[begin GIVEN ENTRIES]
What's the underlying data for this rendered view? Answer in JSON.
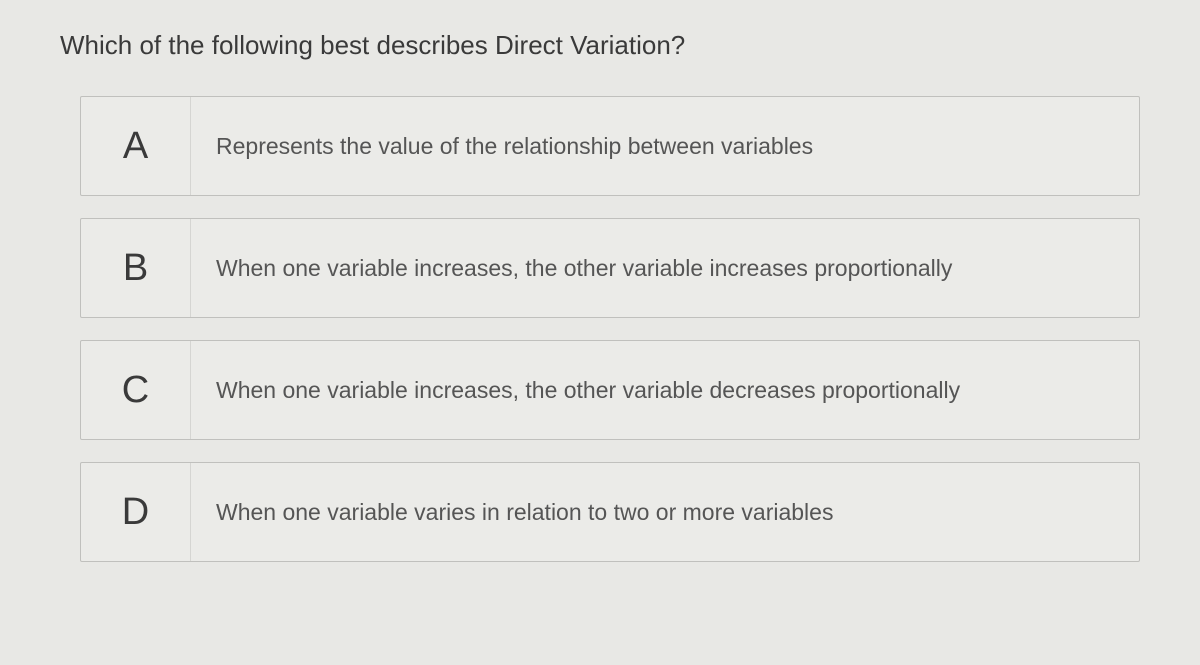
{
  "question": "Which of the following best describes Direct Variation?",
  "options": [
    {
      "letter": "A",
      "text": "Represents the value of the relationship between variables"
    },
    {
      "letter": "B",
      "text": "When one variable increases, the other variable increases proportionally"
    },
    {
      "letter": "C",
      "text": "When one variable increases, the other variable decreases proportionally"
    },
    {
      "letter": "D",
      "text": "When one variable varies in relation to two or more variables"
    }
  ]
}
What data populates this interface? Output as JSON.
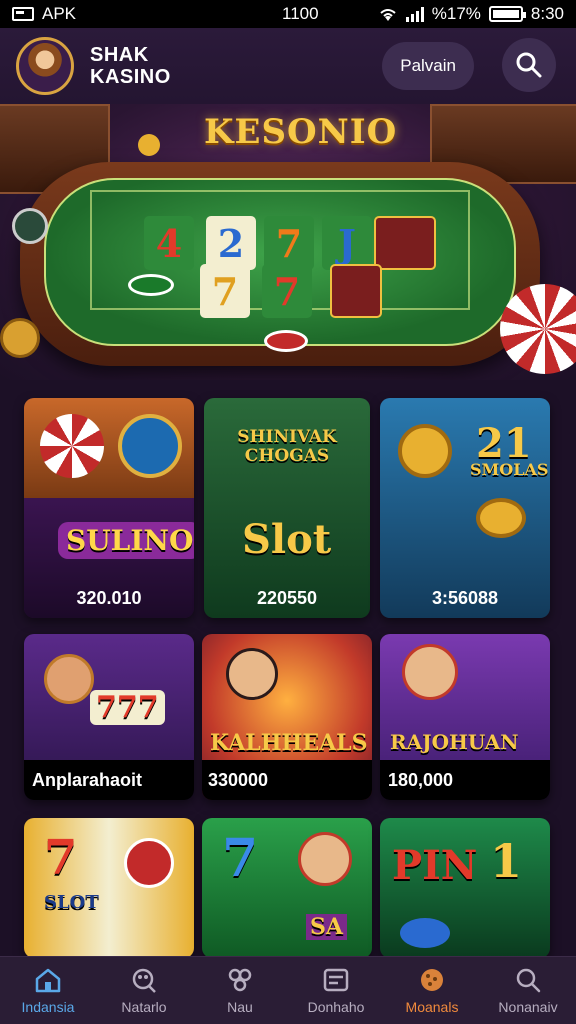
[end GIVEN ENTRIES]
Reproduce the full listing faithfully, but do not carry over any pictures.

What's the underlying data for this rendered view? Answer in JSON.
{
  "question": "Which of the following best describes Direct Variation?",
  "options": [
    {
      "letter": "A",
      "text": "Represents the value of the relationship between variables"
    },
    {
      "letter": "B",
      "text": "When one variable increases, the other variable increases proportionally"
    },
    {
      "letter": "C",
      "text": "When one variable increases, the other variable decreases proportionally"
    },
    {
      "letter": "D",
      "text": "When one variable varies in relation to two or more variables"
    }
  ]
}
What data populates this interface? Output as JSON.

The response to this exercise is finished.